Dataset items
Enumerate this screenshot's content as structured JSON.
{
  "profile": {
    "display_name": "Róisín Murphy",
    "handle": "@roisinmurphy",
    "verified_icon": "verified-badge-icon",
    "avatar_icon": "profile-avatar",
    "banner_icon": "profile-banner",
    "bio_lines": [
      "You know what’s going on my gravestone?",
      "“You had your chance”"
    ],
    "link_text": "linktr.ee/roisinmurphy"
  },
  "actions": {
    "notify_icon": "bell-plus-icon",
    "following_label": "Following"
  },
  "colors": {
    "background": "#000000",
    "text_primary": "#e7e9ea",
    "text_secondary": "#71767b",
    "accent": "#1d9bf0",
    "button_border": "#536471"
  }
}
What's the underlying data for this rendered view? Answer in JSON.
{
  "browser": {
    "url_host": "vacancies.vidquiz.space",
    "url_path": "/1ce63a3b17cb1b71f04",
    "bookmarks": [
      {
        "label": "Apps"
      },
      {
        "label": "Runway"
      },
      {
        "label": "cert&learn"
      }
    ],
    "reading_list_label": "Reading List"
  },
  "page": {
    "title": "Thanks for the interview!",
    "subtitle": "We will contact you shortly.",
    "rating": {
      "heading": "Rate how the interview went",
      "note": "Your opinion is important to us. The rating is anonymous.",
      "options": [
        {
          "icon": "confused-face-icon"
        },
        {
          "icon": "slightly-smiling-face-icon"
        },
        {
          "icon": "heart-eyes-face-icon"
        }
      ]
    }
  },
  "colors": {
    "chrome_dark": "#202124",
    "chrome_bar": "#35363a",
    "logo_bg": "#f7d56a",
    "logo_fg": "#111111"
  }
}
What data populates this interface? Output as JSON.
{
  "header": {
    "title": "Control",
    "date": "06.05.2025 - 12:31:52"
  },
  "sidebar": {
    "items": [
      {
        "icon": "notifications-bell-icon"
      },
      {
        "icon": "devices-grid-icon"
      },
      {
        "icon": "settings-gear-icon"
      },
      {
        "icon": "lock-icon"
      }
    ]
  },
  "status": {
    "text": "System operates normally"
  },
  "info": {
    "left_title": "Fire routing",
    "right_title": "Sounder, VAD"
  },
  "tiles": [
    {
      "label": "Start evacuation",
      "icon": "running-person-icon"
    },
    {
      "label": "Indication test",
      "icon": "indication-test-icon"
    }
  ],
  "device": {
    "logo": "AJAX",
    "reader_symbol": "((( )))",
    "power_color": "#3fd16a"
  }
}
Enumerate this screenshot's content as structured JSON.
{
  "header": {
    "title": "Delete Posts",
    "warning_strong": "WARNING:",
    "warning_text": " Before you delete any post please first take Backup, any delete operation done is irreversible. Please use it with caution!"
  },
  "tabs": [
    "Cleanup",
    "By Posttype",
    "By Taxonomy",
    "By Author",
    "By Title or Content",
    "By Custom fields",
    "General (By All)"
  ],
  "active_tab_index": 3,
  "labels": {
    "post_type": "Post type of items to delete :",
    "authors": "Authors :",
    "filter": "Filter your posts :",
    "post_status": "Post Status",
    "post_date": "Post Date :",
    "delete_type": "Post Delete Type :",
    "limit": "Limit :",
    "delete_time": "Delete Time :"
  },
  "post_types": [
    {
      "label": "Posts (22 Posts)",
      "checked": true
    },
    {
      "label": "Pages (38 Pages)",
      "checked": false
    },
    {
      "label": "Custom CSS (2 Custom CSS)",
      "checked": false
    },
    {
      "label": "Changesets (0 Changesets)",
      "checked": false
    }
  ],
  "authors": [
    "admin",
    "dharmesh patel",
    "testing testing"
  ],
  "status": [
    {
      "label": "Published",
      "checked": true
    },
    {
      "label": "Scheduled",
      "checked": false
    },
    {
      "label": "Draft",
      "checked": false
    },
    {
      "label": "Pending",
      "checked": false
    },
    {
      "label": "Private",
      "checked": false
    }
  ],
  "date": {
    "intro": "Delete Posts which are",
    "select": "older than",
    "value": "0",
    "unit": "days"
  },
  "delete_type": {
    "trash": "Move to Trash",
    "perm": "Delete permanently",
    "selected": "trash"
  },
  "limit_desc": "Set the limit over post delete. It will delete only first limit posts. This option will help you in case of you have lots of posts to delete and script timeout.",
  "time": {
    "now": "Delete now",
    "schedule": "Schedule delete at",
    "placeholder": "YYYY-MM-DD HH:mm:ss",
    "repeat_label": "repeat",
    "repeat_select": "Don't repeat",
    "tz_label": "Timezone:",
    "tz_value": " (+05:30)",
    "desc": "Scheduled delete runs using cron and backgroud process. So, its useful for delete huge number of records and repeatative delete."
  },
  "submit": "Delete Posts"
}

PROBLEM TO SOLVE
Copy out the whole listing, exactly as written.

RESULT
Enumerate this screenshot's content as structured JSON.
{
  "profile": {
    "display_name": "Róisín Murphy",
    "handle": "@roisinmurphy",
    "verified_icon": "verified-badge-icon",
    "avatar_icon": "profile-avatar",
    "banner_icon": "profile-banner",
    "bio_lines": [
      "You know what’s going on my gravestone?",
      "“You had your chance”"
    ],
    "link_text": "linktr.ee/roisinmurphy"
  },
  "actions": {
    "notify_icon": "bell-plus-icon",
    "following_label": "Following"
  },
  "colors": {
    "background": "#000000",
    "text_primary": "#e7e9ea",
    "text_secondary": "#71767b",
    "accent": "#1d9bf0",
    "button_border": "#536471"
  }
}
What's the underlying data for this rendered view? Answer in JSON.
{
  "browser": {
    "url_host": "vacancies.vidquiz.space",
    "url_path": "/1ce63a3b17cb1b71f04",
    "bookmarks": [
      {
        "label": "Apps"
      },
      {
        "label": "Runway"
      },
      {
        "label": "cert&learn"
      }
    ],
    "reading_list_label": "Reading List"
  },
  "page": {
    "title": "Thanks for the interview!",
    "subtitle": "We will contact you shortly.",
    "rating": {
      "heading": "Rate how the interview went",
      "note": "Your opinion is important to us. The rating is anonymous.",
      "options": [
        {
          "icon": "confused-face-icon"
        },
        {
          "icon": "slightly-smiling-face-icon"
        },
        {
          "icon": "heart-eyes-face-icon"
        }
      ]
    }
  },
  "colors": {
    "chrome_dark": "#202124",
    "chrome_bar": "#35363a",
    "logo_bg": "#f7d56a",
    "logo_fg": "#111111"
  }
}
What data populates this interface? Output as JSON.
{
  "header": {
    "title": "Control",
    "date": "06.05.2025 - 12:31:52"
  },
  "sidebar": {
    "items": [
      {
        "icon": "notifications-bell-icon"
      },
      {
        "icon": "devices-grid-icon"
      },
      {
        "icon": "settings-gear-icon"
      },
      {
        "icon": "lock-icon"
      }
    ]
  },
  "status": {
    "text": "System operates normally"
  },
  "info": {
    "left_title": "Fire routing",
    "right_title": "Sounder, VAD"
  },
  "tiles": [
    {
      "label": "Start evacuation",
      "icon": "running-person-icon"
    },
    {
      "label": "Indication test",
      "icon": "indication-test-icon"
    }
  ],
  "device": {
    "logo": "AJAX",
    "reader_symbol": "((( )))",
    "power_color": "#3fd16a"
  }
}
Enumerate this screenshot's content as structured JSON.
{
  "header": {
    "title": "Delete Posts",
    "warning_strong": "WARNING:",
    "warning_text": " Before you delete any post please first take Backup, any delete operation done is irreversible. Please use it with caution!"
  },
  "tabs": [
    "Cleanup",
    "By Posttype",
    "By Taxonomy",
    "By Author",
    "By Title or Content",
    "By Custom fields",
    "General (By All)"
  ],
  "active_tab_index": 3,
  "labels": {
    "post_type": "Post type of items to delete :",
    "authors": "Authors :",
    "filter": "Filter your posts :",
    "post_status": "Post Status",
    "post_date": "Post Date :",
    "delete_type": "Post Delete Type :",
    "limit": "Limit :",
    "delete_time": "Delete Time :"
  },
  "post_types": [
    {
      "label": "Posts (22 Posts)",
      "checked": true
    },
    {
      "label": "Pages (38 Pages)",
      "checked": false
    },
    {
      "label": "Custom CSS (2 Custom CSS)",
      "checked": false
    },
    {
      "label": "Changesets (0 Changesets)",
      "checked": false
    }
  ],
  "authors": [
    "admin",
    "dharmesh patel",
    "testing testing"
  ],
  "status": [
    {
      "label": "Published",
      "checked": true
    },
    {
      "label": "Scheduled",
      "checked": false
    },
    {
      "label": "Draft",
      "checked": false
    },
    {
      "label": "Pending",
      "checked": false
    },
    {
      "label": "Private",
      "checked": false
    }
  ],
  "date": {
    "intro": "Delete Posts which are",
    "select": "older than",
    "value": "0",
    "unit": "days"
  },
  "delete_type": {
    "trash": "Move to Trash",
    "perm": "Delete permanently",
    "selected": "trash"
  },
  "limit_desc": "Set the limit over post delete. It will delete only first limit posts. This option will help you in case of you have lots of posts to delete and script timeout.",
  "time": {
    "now": "Delete now",
    "schedule": "Schedule delete at",
    "placeholder": "YYYY-MM-DD HH:mm:ss",
    "repeat_label": "repeat",
    "repeat_select": "Don't repeat",
    "tz_label": "Timezone:",
    "tz_value": " (+05:30)",
    "desc": "Scheduled delete runs using cron and backgroud process. So, its useful for delete huge number of records and repeatative delete."
  },
  "submit": "Delete Posts"
}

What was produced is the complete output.